**Ejercicio breve 1**
Haz una lista de todo lo que hacen los personajes mientras van por el camino, según el fragmento seleccionado.
**Ejercicio breve 2**
Según el fragmento seleccionado, ¿en qué año ocurre la acción de la novela de Jambrina?

**Fragmento seleccionado**
----------------------------------------

Estamos, tal vez, ante el título más quijotesco de la saga, es fácil percibir la
sombra del ingenioso hidalgo y su escudero (también la de Holmes y Watson), no
en vano la magna obra transcurre casi en su totalidad en el camino, mientras
los personajes se desplazan, encuentran a otros, conocen sus historias,
dialogan, conversan, disputan, discrepan, la información necesaria para el
lector así como la psicología de ambos se transmite fundamentalmente a través
de lo que les cuentan y se cuentan, con esa naturalidad (ya practicada en las anteriores
entregas) es con la que Jambrina recrea una época, unas gentes, reproduce lo
que era cotidiano entonces (la acción tiene lugar en 1525), demuestra sus
conocimientos sin alardear, sin sobrecargar el texto, sin perderse en
disquisiciones/exposiciones, ¡qué envidia de profesor (y de maestro, que no es
lo mismo)! No voy a contarles más, ya lo saben, tan sólo indicar que, como sucede
con sus predecesores, el volumen puede leerse con completa autonomía y que el
escenario escogido (a través del cual queda fielmente reflejado el momento que
se vivía no sólo en España sino en Europa), un escenario al que se da
tratamiento (y verdad) de personaje es el Camino de Santiago.
Lunes 22:
QUÉ NO DARÍA YO…
No se habla de otra cosa desde anoche, yo
también estuve pegado al televisor, en parte porque se habló
de unos años en que de alguna manera yo estaba cerca de muchos de los involucrados,
no es una justificación, es decir, lo vi porque así lo quise (y pienso hacer lo
mismo con las próximas entregas), pero poco voy a escribir sobre el testimonio
televisado de Rocío Carrasco, al menos hasta que no se emita íntegro (o todo lo
íntegro -dicho sea sin segundas- que la cadena estime pertinente -alguna pieza
guardarán, seguro, para que el negocio les siga siendo tan rentable como la audiencia
alcanzada indica). Lo cierto, por otro lado, es que algunas circunstancias que
conozco relacionadas con este espinoso asunto me llegaron en forma de
confidencias de gente muy cercana, testimonios que sé verídicos, pero si ellos
no lo cuentan no seré yo quien rompa el secreto profesional, digamos tan sólo que
tengo una opinión bastante bien (in)formada sobre determinados episodios, que,
ya que se han puesto, confío en que se aborde la historia desde todos los
puntos de vista, que me gustaría se hiciese justicia con el que me parece
(antes y ahora) uno de los mayores damnificados, sino el más, me refiero a
Pedro Carrasco.

----------------------------------------

**Datos proporcionados**
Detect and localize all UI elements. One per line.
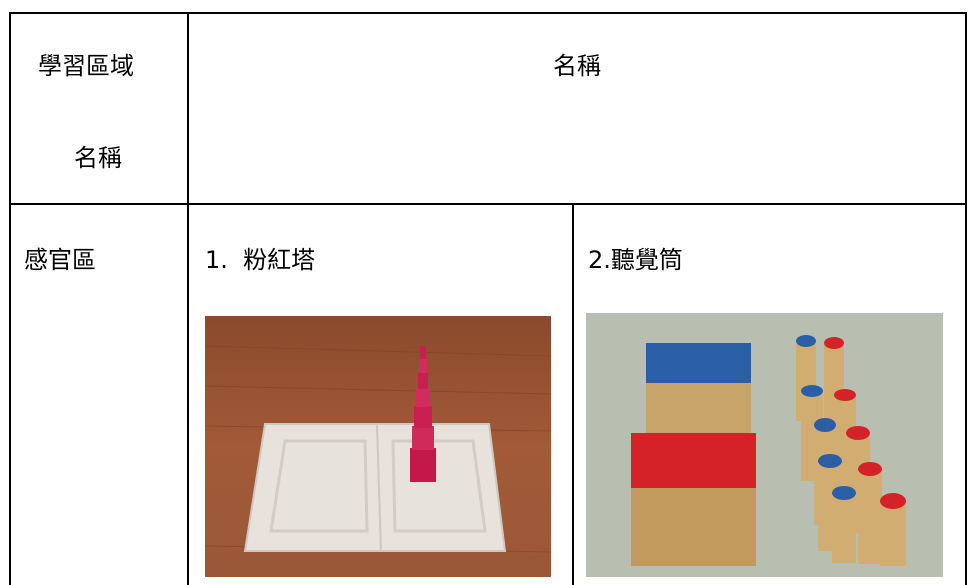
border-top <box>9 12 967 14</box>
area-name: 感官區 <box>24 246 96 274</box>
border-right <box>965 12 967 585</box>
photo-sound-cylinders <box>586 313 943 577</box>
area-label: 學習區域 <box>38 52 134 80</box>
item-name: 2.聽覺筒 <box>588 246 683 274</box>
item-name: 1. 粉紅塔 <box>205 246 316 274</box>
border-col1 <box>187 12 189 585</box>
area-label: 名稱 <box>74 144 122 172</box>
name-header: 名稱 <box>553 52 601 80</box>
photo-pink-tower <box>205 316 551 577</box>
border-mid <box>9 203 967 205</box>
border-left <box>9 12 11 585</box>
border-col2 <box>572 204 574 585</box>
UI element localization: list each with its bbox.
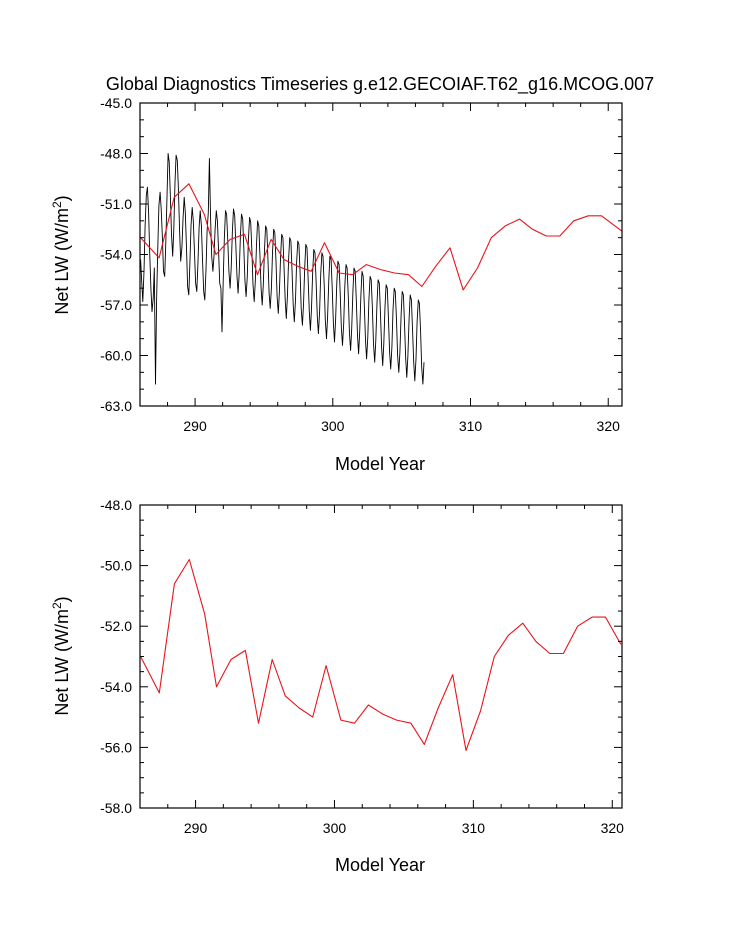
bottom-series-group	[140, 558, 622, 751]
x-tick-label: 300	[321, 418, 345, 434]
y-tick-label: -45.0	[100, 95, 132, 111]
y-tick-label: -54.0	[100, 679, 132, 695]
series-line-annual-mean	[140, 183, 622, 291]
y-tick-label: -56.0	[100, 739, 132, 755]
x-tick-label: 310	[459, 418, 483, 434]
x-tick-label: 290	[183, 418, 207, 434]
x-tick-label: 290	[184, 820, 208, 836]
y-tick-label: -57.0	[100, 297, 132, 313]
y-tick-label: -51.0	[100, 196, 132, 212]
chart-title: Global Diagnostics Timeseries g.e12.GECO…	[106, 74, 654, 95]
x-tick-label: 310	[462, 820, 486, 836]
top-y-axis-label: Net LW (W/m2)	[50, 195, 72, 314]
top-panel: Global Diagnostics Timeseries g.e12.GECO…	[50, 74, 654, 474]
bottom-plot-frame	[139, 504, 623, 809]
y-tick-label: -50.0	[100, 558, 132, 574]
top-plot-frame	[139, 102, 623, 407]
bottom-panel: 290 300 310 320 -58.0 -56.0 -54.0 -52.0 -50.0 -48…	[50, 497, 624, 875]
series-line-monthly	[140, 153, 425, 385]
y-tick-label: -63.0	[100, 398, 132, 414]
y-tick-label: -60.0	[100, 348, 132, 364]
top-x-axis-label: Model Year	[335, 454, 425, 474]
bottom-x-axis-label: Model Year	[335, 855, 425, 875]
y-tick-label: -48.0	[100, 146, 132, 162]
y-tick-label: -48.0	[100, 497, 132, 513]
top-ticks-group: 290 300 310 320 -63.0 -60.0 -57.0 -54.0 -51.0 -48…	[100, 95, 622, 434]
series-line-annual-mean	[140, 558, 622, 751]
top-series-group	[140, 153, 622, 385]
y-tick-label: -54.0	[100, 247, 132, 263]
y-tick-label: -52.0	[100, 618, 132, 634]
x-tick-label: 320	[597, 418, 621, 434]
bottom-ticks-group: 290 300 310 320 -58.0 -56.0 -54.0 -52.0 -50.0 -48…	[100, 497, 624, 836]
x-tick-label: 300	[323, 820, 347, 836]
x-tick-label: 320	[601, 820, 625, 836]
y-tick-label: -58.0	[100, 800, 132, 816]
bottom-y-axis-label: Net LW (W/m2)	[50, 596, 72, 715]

----------------------------------------

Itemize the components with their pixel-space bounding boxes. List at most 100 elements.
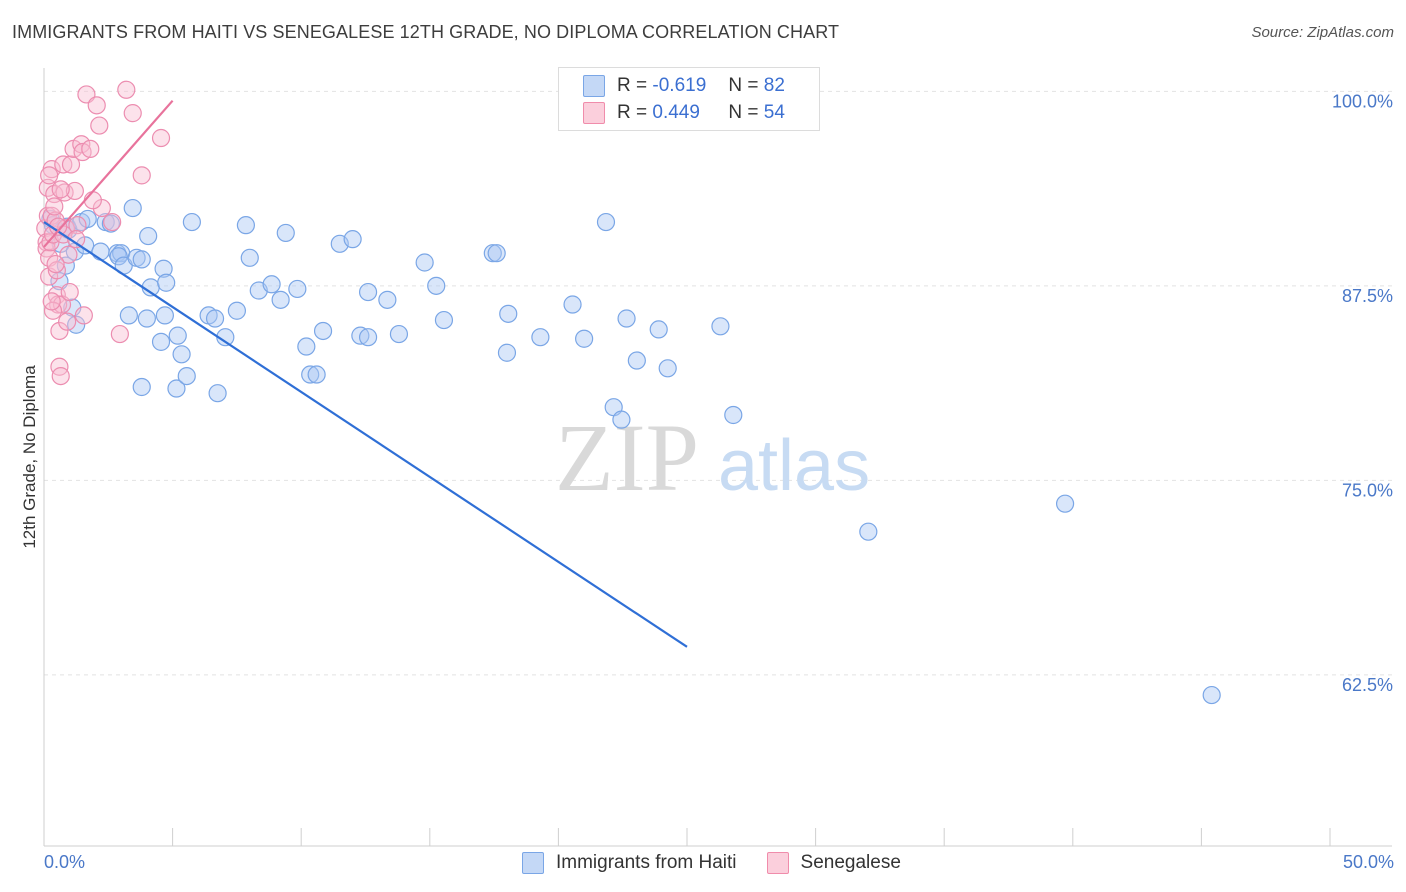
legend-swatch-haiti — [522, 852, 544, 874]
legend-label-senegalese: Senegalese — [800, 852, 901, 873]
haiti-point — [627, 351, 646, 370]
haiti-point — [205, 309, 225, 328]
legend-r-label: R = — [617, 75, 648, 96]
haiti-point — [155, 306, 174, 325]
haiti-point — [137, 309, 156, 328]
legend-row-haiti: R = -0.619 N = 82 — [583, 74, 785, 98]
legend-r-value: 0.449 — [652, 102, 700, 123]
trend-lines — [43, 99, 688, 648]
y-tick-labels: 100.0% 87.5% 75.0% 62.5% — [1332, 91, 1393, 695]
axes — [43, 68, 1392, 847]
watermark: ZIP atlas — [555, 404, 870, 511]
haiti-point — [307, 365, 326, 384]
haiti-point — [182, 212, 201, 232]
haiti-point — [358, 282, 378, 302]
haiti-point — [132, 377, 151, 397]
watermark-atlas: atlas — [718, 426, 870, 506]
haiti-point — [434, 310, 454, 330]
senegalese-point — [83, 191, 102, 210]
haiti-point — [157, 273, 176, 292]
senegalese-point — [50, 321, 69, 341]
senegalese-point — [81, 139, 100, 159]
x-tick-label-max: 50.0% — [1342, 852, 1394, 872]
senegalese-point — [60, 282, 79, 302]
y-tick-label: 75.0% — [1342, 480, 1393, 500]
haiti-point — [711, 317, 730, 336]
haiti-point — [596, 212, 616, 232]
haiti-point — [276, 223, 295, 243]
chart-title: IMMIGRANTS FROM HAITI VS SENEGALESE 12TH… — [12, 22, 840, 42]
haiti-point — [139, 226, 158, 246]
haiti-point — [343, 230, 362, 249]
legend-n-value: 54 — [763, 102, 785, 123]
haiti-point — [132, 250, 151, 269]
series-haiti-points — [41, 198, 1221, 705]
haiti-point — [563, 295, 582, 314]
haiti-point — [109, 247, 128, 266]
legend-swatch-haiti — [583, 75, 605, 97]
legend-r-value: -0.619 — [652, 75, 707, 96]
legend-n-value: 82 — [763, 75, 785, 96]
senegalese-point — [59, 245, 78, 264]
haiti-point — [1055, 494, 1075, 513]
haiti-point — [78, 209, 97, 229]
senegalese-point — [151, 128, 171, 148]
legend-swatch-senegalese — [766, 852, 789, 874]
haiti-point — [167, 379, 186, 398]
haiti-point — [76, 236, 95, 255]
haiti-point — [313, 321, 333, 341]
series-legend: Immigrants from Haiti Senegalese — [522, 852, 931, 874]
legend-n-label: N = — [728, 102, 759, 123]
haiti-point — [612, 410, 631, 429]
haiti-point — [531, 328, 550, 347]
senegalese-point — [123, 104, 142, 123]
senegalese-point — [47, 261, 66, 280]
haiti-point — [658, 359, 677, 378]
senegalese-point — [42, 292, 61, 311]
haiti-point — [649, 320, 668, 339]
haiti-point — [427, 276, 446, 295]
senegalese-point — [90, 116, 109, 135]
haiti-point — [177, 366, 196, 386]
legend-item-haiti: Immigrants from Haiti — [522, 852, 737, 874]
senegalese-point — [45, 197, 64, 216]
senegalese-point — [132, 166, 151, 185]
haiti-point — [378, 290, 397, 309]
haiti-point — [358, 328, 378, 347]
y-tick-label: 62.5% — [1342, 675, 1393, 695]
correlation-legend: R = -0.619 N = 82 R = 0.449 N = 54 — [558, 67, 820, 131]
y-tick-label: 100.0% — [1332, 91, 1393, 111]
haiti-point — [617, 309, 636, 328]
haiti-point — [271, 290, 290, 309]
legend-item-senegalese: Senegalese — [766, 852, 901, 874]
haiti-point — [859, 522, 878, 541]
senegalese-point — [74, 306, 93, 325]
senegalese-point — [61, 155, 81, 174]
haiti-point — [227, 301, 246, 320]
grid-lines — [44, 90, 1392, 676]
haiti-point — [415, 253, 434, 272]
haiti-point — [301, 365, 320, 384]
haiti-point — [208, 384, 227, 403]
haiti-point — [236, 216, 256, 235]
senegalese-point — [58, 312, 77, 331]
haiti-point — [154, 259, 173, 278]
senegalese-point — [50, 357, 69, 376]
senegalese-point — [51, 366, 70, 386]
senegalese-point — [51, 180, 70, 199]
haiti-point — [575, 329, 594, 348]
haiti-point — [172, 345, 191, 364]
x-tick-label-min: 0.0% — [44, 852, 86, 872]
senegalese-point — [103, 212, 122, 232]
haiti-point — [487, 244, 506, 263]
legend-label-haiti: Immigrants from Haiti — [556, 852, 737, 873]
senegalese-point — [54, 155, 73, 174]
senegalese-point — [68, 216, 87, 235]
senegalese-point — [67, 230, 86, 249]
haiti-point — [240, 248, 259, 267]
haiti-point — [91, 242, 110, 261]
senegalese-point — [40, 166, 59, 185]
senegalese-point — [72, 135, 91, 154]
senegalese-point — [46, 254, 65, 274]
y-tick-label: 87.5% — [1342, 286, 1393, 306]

----------------------------------------

**Respuesta 1**
- Se desplazan
- Encuentran a otros
- Conocen sus historias
- Dialogan
- Conversan
- Disputan
- Discrepan

**Respuesta 2**
En 1525.